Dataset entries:
↓

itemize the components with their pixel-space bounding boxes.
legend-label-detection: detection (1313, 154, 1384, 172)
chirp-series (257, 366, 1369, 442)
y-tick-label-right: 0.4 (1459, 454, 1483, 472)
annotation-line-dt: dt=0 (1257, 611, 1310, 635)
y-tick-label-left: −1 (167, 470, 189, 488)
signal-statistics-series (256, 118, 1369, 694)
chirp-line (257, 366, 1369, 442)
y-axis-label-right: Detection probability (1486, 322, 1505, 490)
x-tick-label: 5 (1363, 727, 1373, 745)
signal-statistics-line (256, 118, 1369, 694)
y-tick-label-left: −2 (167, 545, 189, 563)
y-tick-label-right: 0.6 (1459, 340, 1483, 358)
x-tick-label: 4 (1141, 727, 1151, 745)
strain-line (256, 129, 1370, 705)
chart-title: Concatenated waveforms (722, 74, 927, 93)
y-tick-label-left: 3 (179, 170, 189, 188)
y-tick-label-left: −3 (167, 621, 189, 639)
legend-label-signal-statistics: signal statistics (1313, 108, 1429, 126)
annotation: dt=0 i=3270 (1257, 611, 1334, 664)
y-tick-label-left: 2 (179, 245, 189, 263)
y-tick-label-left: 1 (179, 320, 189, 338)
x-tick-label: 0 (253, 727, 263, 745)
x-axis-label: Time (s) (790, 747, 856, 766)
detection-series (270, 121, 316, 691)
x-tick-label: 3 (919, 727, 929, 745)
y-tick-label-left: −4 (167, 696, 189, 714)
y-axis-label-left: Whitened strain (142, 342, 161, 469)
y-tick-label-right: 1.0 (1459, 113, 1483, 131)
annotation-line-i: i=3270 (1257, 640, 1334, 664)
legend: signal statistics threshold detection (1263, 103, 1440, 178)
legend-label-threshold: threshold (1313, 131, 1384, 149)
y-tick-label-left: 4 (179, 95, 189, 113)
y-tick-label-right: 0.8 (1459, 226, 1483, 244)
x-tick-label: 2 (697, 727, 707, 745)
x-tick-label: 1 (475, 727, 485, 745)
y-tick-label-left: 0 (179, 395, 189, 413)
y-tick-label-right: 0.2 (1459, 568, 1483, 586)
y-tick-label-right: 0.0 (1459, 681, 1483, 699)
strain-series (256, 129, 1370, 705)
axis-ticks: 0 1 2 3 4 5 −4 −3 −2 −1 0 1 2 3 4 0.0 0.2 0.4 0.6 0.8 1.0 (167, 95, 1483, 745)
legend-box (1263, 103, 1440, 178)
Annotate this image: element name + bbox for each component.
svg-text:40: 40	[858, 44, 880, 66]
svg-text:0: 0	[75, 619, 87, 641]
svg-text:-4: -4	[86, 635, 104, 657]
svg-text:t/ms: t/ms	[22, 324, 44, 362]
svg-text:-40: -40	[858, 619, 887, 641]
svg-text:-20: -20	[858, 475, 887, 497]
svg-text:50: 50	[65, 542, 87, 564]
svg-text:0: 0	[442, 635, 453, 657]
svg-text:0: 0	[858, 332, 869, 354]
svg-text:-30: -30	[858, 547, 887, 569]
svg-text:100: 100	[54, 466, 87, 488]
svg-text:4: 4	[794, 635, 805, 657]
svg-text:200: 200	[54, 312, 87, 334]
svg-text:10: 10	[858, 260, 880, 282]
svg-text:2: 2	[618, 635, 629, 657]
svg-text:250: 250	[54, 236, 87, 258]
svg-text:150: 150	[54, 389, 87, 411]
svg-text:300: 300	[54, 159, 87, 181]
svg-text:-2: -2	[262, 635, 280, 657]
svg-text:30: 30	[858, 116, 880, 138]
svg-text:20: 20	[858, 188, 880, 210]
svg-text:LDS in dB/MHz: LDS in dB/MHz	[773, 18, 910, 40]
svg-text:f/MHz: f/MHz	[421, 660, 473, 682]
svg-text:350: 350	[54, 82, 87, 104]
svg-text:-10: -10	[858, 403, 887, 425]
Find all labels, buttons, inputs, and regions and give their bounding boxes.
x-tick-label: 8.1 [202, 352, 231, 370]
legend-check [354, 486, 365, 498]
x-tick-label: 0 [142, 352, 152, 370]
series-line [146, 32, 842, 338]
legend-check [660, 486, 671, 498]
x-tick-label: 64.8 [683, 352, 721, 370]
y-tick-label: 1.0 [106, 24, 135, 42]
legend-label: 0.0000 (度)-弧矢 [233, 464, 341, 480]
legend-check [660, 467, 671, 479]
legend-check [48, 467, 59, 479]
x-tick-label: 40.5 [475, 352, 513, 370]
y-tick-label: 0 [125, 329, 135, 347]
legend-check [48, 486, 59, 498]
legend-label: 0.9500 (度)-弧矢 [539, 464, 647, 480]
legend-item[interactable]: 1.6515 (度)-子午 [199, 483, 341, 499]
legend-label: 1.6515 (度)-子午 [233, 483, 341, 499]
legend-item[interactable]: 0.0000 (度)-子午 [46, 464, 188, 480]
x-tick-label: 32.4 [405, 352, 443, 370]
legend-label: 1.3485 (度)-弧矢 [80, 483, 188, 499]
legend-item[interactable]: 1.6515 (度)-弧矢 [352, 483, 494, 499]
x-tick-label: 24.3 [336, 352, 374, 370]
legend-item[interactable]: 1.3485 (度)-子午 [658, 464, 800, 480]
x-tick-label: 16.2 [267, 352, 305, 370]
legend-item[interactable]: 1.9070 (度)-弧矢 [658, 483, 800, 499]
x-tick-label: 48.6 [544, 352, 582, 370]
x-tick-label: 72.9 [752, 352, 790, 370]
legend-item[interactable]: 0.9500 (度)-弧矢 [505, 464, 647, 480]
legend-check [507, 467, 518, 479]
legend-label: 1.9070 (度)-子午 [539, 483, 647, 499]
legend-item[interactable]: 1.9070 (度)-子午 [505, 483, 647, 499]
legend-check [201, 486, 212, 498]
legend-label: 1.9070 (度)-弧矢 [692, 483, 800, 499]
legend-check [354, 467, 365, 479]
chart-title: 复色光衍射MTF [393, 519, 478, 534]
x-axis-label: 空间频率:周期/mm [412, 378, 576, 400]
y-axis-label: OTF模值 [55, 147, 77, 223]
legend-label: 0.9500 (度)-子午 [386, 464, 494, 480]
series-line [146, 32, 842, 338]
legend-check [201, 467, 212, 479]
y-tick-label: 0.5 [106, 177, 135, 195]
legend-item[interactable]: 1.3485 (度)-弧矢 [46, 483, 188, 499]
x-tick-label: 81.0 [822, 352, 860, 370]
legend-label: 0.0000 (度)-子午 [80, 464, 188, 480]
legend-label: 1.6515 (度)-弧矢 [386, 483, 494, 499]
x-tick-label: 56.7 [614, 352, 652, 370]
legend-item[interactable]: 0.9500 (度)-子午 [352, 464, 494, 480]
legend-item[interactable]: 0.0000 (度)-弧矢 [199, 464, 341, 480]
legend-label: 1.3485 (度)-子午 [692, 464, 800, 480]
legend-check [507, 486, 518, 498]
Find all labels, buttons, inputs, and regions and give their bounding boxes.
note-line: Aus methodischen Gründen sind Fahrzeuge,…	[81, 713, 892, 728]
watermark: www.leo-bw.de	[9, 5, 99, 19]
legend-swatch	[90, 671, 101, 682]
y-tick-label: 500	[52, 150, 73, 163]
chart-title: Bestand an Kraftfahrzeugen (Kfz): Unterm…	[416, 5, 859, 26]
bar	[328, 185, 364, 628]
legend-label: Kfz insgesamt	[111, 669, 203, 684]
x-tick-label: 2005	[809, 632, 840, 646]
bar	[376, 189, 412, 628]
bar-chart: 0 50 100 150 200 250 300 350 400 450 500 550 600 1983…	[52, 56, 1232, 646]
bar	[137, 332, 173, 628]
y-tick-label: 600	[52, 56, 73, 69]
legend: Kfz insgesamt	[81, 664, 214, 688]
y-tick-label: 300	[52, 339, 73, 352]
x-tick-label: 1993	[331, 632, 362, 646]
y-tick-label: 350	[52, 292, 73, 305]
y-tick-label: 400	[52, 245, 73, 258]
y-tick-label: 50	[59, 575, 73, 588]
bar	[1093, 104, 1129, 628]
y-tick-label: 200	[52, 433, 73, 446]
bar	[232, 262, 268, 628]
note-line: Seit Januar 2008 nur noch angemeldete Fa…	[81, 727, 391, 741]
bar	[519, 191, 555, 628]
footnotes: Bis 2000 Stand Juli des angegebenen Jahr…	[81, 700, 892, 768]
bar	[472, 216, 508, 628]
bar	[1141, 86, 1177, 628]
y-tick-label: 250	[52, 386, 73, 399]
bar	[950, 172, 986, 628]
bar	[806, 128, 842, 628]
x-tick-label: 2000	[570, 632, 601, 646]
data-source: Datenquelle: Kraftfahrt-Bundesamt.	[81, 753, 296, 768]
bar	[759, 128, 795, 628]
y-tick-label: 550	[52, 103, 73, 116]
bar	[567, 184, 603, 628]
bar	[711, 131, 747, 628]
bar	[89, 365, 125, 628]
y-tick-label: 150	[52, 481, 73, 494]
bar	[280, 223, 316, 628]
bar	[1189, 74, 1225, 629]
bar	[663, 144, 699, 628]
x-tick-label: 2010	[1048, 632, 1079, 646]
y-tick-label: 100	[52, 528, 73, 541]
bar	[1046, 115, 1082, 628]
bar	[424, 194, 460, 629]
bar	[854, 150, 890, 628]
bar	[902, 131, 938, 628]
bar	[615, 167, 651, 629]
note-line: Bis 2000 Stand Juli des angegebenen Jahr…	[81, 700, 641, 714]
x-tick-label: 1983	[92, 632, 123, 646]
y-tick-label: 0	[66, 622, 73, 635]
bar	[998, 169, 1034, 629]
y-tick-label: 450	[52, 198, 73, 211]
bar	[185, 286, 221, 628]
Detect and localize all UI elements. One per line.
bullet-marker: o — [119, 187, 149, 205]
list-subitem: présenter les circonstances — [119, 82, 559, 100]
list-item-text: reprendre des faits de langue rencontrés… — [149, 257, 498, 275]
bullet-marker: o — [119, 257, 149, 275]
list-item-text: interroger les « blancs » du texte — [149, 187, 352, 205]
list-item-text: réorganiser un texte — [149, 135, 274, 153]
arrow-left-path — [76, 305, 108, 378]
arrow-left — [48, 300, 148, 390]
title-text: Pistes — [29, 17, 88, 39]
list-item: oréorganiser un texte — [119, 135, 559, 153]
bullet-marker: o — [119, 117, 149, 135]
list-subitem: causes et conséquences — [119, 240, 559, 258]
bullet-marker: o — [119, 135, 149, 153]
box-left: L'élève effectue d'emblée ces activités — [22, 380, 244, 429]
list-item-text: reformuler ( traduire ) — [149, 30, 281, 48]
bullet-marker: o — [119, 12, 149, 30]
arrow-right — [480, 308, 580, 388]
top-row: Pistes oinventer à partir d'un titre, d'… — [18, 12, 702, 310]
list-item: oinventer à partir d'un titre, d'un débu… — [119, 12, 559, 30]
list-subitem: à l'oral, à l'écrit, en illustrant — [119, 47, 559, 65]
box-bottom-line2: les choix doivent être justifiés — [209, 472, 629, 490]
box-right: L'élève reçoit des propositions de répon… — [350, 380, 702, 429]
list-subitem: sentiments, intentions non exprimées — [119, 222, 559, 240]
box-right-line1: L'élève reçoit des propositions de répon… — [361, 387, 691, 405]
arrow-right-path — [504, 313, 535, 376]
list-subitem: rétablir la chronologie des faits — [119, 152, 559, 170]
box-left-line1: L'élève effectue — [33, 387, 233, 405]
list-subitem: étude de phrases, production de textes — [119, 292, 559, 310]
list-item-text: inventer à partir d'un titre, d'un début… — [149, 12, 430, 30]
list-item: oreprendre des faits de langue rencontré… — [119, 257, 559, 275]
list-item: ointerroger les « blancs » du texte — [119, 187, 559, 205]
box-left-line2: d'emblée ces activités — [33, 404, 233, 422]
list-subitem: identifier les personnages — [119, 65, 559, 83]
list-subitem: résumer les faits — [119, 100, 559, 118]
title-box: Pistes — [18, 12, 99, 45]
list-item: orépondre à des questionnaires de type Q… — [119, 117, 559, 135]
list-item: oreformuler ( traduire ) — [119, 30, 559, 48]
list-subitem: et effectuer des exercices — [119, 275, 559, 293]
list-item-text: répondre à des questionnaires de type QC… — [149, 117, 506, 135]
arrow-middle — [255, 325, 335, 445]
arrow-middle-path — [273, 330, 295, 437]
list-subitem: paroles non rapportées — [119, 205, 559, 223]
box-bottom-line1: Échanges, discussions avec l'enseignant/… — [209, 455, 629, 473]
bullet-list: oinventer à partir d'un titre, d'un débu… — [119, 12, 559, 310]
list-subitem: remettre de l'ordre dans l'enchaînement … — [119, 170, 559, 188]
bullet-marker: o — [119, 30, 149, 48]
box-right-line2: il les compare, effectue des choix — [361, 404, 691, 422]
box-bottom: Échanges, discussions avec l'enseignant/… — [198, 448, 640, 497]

↑

To be done: From the material above, pull out every line that contains the string "arrow", and copy each one. Case counts.

The answer:
arrow-left-path — [76, 305, 108, 378]
arrow-left — [48, 300, 148, 390]
arrow-right — [480, 308, 580, 388]
arrow-right-path — [504, 313, 535, 376]
arrow-middle — [255, 325, 335, 445]
arrow-middle-path — [273, 330, 295, 437]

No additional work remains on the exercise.